-------- MATERIAL PROVIDED
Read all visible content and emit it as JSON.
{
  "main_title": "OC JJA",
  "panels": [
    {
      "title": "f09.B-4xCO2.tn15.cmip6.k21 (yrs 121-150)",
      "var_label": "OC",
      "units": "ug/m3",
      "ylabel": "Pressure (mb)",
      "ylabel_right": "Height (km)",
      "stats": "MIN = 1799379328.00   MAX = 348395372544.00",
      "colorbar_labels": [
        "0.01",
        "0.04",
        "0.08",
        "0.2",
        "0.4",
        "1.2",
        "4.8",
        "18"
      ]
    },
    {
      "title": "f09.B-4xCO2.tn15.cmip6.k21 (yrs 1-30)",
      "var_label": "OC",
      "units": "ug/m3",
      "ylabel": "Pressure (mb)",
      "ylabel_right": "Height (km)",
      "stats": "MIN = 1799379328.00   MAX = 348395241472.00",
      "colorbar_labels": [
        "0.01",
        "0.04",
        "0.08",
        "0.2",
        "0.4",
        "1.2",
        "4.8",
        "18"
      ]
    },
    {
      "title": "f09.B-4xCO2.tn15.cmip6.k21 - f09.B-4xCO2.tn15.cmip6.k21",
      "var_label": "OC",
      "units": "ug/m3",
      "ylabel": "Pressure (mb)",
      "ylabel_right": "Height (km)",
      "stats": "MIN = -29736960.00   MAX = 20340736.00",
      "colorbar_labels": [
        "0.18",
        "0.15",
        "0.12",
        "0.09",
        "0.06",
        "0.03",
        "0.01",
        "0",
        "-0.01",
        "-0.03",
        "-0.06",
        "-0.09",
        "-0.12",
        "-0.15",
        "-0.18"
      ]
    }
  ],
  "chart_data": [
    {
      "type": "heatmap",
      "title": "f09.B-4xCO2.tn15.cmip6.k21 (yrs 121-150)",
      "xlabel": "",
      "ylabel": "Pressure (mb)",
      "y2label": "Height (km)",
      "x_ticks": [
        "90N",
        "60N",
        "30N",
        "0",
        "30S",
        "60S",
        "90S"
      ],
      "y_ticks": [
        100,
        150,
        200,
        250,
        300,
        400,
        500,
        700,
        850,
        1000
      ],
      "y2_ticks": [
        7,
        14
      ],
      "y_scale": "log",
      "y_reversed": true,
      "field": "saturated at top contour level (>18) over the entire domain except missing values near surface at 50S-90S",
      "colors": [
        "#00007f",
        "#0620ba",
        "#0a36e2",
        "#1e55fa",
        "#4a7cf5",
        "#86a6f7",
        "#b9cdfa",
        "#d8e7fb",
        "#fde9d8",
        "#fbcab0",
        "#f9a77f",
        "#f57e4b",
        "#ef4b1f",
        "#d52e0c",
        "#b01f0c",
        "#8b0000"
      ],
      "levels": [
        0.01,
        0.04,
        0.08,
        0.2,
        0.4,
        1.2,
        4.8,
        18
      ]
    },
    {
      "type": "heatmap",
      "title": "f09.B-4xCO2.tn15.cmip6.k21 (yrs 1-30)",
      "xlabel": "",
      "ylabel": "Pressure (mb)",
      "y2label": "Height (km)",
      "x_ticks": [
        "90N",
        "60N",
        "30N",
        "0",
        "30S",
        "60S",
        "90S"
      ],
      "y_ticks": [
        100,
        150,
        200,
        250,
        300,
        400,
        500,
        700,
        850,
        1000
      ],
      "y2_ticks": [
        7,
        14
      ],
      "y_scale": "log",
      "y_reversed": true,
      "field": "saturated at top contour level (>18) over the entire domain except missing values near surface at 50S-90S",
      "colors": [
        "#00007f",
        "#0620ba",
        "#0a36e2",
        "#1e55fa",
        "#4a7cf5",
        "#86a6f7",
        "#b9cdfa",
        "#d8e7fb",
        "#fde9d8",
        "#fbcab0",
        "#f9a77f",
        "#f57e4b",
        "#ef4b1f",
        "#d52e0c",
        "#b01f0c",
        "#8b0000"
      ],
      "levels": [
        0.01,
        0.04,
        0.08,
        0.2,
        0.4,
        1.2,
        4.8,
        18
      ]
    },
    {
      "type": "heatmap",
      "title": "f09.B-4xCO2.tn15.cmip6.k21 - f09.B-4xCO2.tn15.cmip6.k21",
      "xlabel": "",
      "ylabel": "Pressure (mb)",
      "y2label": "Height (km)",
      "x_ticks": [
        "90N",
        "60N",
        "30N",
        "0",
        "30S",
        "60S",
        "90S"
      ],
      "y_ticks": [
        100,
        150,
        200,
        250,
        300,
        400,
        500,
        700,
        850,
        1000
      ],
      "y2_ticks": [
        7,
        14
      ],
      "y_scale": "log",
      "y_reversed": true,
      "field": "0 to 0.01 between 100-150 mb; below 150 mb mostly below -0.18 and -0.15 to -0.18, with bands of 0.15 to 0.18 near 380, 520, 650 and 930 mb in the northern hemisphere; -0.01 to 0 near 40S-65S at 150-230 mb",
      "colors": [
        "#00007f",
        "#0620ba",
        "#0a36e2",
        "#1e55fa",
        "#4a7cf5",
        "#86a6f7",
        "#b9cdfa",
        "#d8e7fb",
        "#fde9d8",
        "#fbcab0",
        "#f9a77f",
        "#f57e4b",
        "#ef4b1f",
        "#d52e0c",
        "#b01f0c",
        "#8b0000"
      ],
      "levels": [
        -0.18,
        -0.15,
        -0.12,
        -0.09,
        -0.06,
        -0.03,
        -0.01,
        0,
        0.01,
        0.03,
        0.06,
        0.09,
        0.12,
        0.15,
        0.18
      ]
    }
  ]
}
----------------
DIRECTIONS: Compute the number of lines above that contain the string "stats". Reply with that value only.

TASK ANSWER: 3